Dataset records:
::::::::

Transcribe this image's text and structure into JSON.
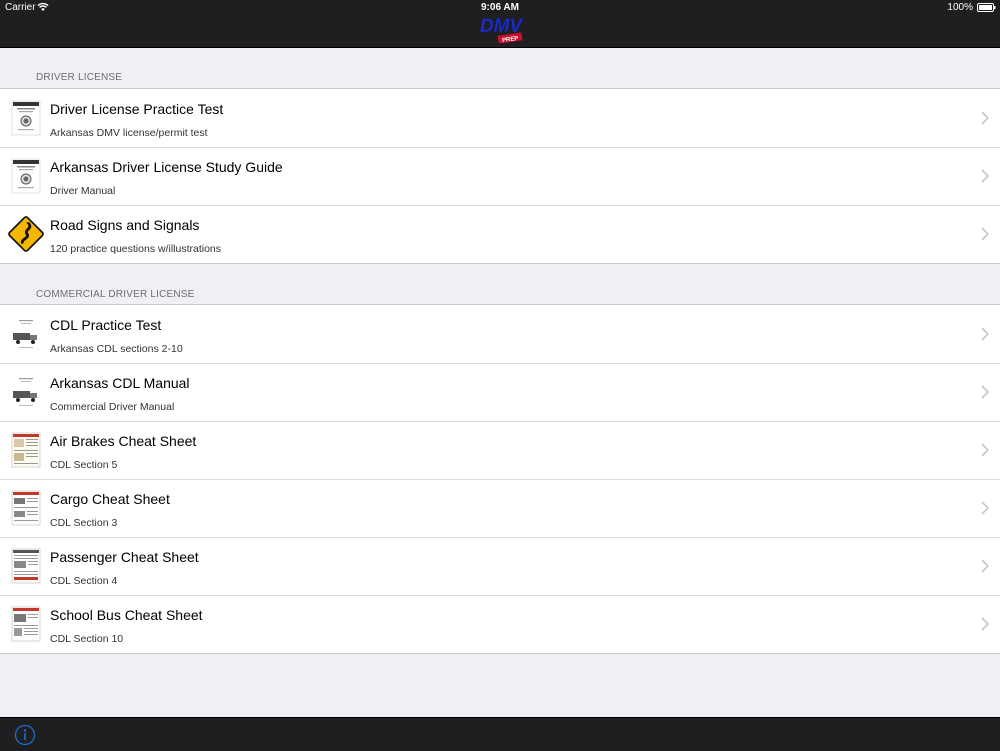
{
  "status_bar": {
    "carrier": "Carrier",
    "time": "9:06 AM",
    "battery_percent": "100%",
    "icons": [
      "wifi-icon",
      "battery-icon"
    ]
  },
  "nav_bar": {
    "logo_text": "DMV",
    "logo_badge": "PREP",
    "logo_colors": {
      "text": "#1d2fbf",
      "badge": "#c8102e"
    }
  },
  "sections": [
    {
      "header": "DRIVER LICENSE",
      "items": [
        {
          "title": "Driver License Practice Test",
          "subtitle": "Arkansas DMV license/permit test",
          "icon": "manual-cover-icon"
        },
        {
          "title": "Arkansas Driver License Study Guide",
          "subtitle": "Driver Manual",
          "icon": "manual-cover-icon"
        },
        {
          "title": "Road Signs and Signals",
          "subtitle": "120 practice questions w/illustrations",
          "icon": "winding-road-sign-icon"
        }
      ]
    },
    {
      "header": "COMMERCIAL DRIVER LICENSE",
      "items": [
        {
          "title": "CDL Practice Test",
          "subtitle": "Arkansas CDL sections 2-10",
          "icon": "cdl-manual-cover-icon"
        },
        {
          "title": "Arkansas CDL Manual",
          "subtitle": "Commercial Driver Manual",
          "icon": "cdl-manual-cover-icon"
        },
        {
          "title": "Air Brakes Cheat Sheet",
          "subtitle": "CDL Section 5",
          "icon": "cheat-sheet-icon"
        },
        {
          "title": "Cargo Cheat Sheet",
          "subtitle": "CDL Section 3",
          "icon": "cheat-sheet-icon"
        },
        {
          "title": "Passenger Cheat Sheet",
          "subtitle": "CDL Section 4",
          "icon": "cheat-sheet-icon"
        },
        {
          "title": "School Bus Cheat Sheet",
          "subtitle": "CDL Section 10",
          "icon": "cheat-sheet-icon"
        }
      ]
    }
  ],
  "tab_bar": {
    "info_icon": "info-icon",
    "accent": "#1a6fd6"
  },
  "colors": {
    "bar_background": "#1f1f21",
    "page_background": "#efeff4",
    "header_text": "#6d6d72",
    "chevron": "#c7c7cc"
  }
}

::::::::

**TASK**
Keep the pictures out of your copy, and repeat every entry above exactly.

**THE OUTPUT**
Transcribe this image's text and structure into JSON.
{
  "status_bar": {
    "carrier": "Carrier",
    "time": "9:06 AM",
    "battery_percent": "100%",
    "icons": [
      "wifi-icon",
      "battery-icon"
    ]
  },
  "nav_bar": {
    "logo_text": "DMV",
    "logo_badge": "PREP",
    "logo_colors": {
      "text": "#1d2fbf",
      "badge": "#c8102e"
    }
  },
  "sections": [
    {
      "header": "DRIVER LICENSE",
      "items": [
        {
          "title": "Driver License Practice Test",
          "subtitle": "Arkansas DMV license/permit test",
          "icon": "manual-cover-icon"
        },
        {
          "title": "Arkansas Driver License Study Guide",
          "subtitle": "Driver Manual",
          "icon": "manual-cover-icon"
        },
        {
          "title": "Road Signs and Signals",
          "subtitle": "120 practice questions w/illustrations",
          "icon": "winding-road-sign-icon"
        }
      ]
    },
    {
      "header": "COMMERCIAL DRIVER LICENSE",
      "items": [
        {
          "title": "CDL Practice Test",
          "subtitle": "Arkansas CDL sections 2-10",
          "icon": "cdl-manual-cover-icon"
        },
        {
          "title": "Arkansas CDL Manual",
          "subtitle": "Commercial Driver Manual",
          "icon": "cdl-manual-cover-icon"
        },
        {
          "title": "Air Brakes Cheat Sheet",
          "subtitle": "CDL Section 5",
          "icon": "cheat-sheet-icon"
        },
        {
          "title": "Cargo Cheat Sheet",
          "subtitle": "CDL Section 3",
          "icon": "cheat-sheet-icon"
        },
        {
          "title": "Passenger Cheat Sheet",
          "subtitle": "CDL Section 4",
          "icon": "cheat-sheet-icon"
        },
        {
          "title": "School Bus Cheat Sheet",
          "subtitle": "CDL Section 10",
          "icon": "cheat-sheet-icon"
        }
      ]
    }
  ],
  "tab_bar": {
    "info_icon": "info-icon",
    "accent": "#1a6fd6"
  },
  "colors": {
    "bar_background": "#1f1f21",
    "page_background": "#efeff4",
    "header_text": "#6d6d72",
    "chevron": "#c7c7cc"
  }
}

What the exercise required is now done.